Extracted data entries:
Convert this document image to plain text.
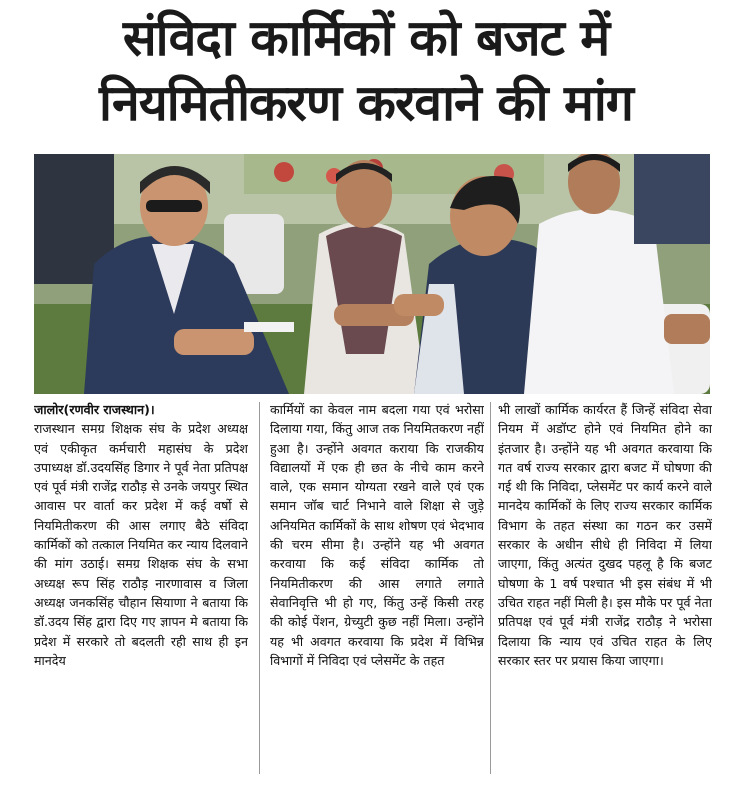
संविदा कार्मिकों को बजट में
नियमितीकरण करवाने की मांग

जालोर(रणवीर राजस्थान)।

राजस्थान समग्र शिक्षक संघ के प्रदेश अध्यक्ष एवं एकीकृत कर्मचारी महासंघ के प्रदेश उपाध्यक्ष डॉ.उदयसिंह डिगार ने पूर्व नेता प्रतिपक्ष एवं पूर्व मंत्री राजेंद्र राठौड़ से उनके जयपुर स्थित आवास पर वार्ता कर प्रदेश में कई वर्षो से नियमितीकरण की आस लगाए बैठे संविदा कार्मिकों को तत्काल नियमित कर न्याय दिलवाने की मांग उठाई। समग्र शिक्षक संघ के सभा अध्यक्ष रूप सिंह राठौड़ नारणावास व जिला अध्यक्ष जनकसिंह चौहान सियाणा ने बताया कि डॉ.उदय सिंह द्वारा दिए गए ज्ञापन मे बताया कि प्रदेश में सरकारे तो बदलती रही साथ ही इन मानदेय

कार्मियों का केवल नाम बदला गया एवं भरोसा दिलाया गया, किंतु आज तक नियमितकरण नहीं हुआ है। उन्होंने अवगत कराया कि राजकीय विद्यालयों में एक ही छत के नीचे काम करने वाले, एक समान योग्यता रखने वाले एवं एक समान जॉब चार्ट निभाने वाले शिक्षा से जुड़े अनियमित कार्मिकों के साथ शोषण एवं भेदभाव की चरम सीमा है। उन्होंने यह भी अवगत करवाया कि कई संविदा कार्मिक तो नियमितीकरण की आस लगाते लगाते सेवानिवृत्ति भी हो गए, किंतु उन्हें किसी तरह की कोई पेंशन, ग्रेच्युटी कुछ नहीं मिला। उन्होंने यह भी अवगत करवाया कि प्रदेश में विभिन्न विभागों में निविदा एवं प्लेसमेंट के तहत

भी लाखों कार्मिक कार्यरत हैं जिन्हें संविदा सेवा नियम में अडॉप्ट होने एवं नियमित होने का इंतजार है। उन्होंने यह भी अवगत करवाया कि गत वर्ष राज्य सरकार द्वारा बजट में घोषणा की गई थी कि निविदा, प्लेसमेंट पर कार्य करने वाले मानदेय कार्मिकों के लिए राज्य सरकार कार्मिक विभाग के तहत संस्था का गठन कर उसमें सरकार के अधीन सीधे ही निविदा में लिया जाएगा, किंतु अत्यंत दुखद पहलू है कि बजट घोषणा के 1 वर्ष पश्चात भी इस संबंध में भी उचित राहत नहीं मिली है। इस मौके पर पूर्व नेता प्रतिपक्ष एवं पूर्व मंत्री राजेंद्र राठौड़ ने भरोसा दिलाया कि न्याय एवं उचित राहत के लिए सरकार स्तर पर प्रयास किया जाएगा।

--- Given problem ---
Restate each of the entries above word for word and skip every image.

--- Written solution ---
Convert this document image to plain text.
संविदा कार्मिकों को बजट में
नियमितीकरण करवाने की मांग

जालोर(रणवीर राजस्थान)।

राजस्थान समग्र शिक्षक संघ के प्रदेश अध्यक्ष एवं एकीकृत कर्मचारी महासंघ के प्रदेश उपाध्यक्ष डॉ.उदयसिंह डिगार ने पूर्व नेता प्रतिपक्ष एवं पूर्व मंत्री राजेंद्र राठौड़ से उनके जयपुर स्थित आवास पर वार्ता कर प्रदेश में कई वर्षो से नियमितीकरण की आस लगाए बैठे संविदा कार्मिकों को तत्काल नियमित कर न्याय दिलवाने की मांग उठाई। समग्र शिक्षक संघ के सभा अध्यक्ष रूप सिंह राठौड़ नारणावास व जिला अध्यक्ष जनकसिंह चौहान सियाणा ने बताया कि डॉ.उदय सिंह द्वारा दिए गए ज्ञापन मे बताया कि प्रदेश में सरकारे तो बदलती रही साथ ही इन मानदेय

कार्मियों का केवल नाम बदला गया एवं भरोसा दिलाया गया, किंतु आज तक नियमितकरण नहीं हुआ है। उन्होंने अवगत कराया कि राजकीय विद्यालयों में एक ही छत के नीचे काम करने वाले, एक समान योग्यता रखने वाले एवं एक समान जॉब चार्ट निभाने वाले शिक्षा से जुड़े अनियमित कार्मिकों के साथ शोषण एवं भेदभाव की चरम सीमा है। उन्होंने यह भी अवगत करवाया कि कई संविदा कार्मिक तो नियमितीकरण की आस लगाते लगाते सेवानिवृत्ति भी हो गए, किंतु उन्हें किसी तरह की कोई पेंशन, ग्रेच्युटी कुछ नहीं मिला। उन्होंने यह भी अवगत करवाया कि प्रदेश में विभिन्न विभागों में निविदा एवं प्लेसमेंट के तहत

भी लाखों कार्मिक कार्यरत हैं जिन्हें संविदा सेवा नियम में अडॉप्ट होने एवं नियमित होने का इंतजार है। उन्होंने यह भी अवगत करवाया कि गत वर्ष राज्य सरकार द्वारा बजट में घोषणा की गई थी कि निविदा, प्लेसमेंट पर कार्य करने वाले मानदेय कार्मिकों के लिए राज्य सरकार कार्मिक विभाग के तहत संस्था का गठन कर उसमें सरकार के अधीन सीधे ही निविदा में लिया जाएगा, किंतु अत्यंत दुखद पहलू है कि बजट घोषणा के 1 वर्ष पश्चात भी इस संबंध में भी उचित राहत नहीं मिली है। इस मौके पर पूर्व नेता प्रतिपक्ष एवं पूर्व मंत्री राजेंद्र राठौड़ ने भरोसा दिलाया कि न्याय एवं उचित राहत के लिए सरकार स्तर पर प्रयास किया जाएगा।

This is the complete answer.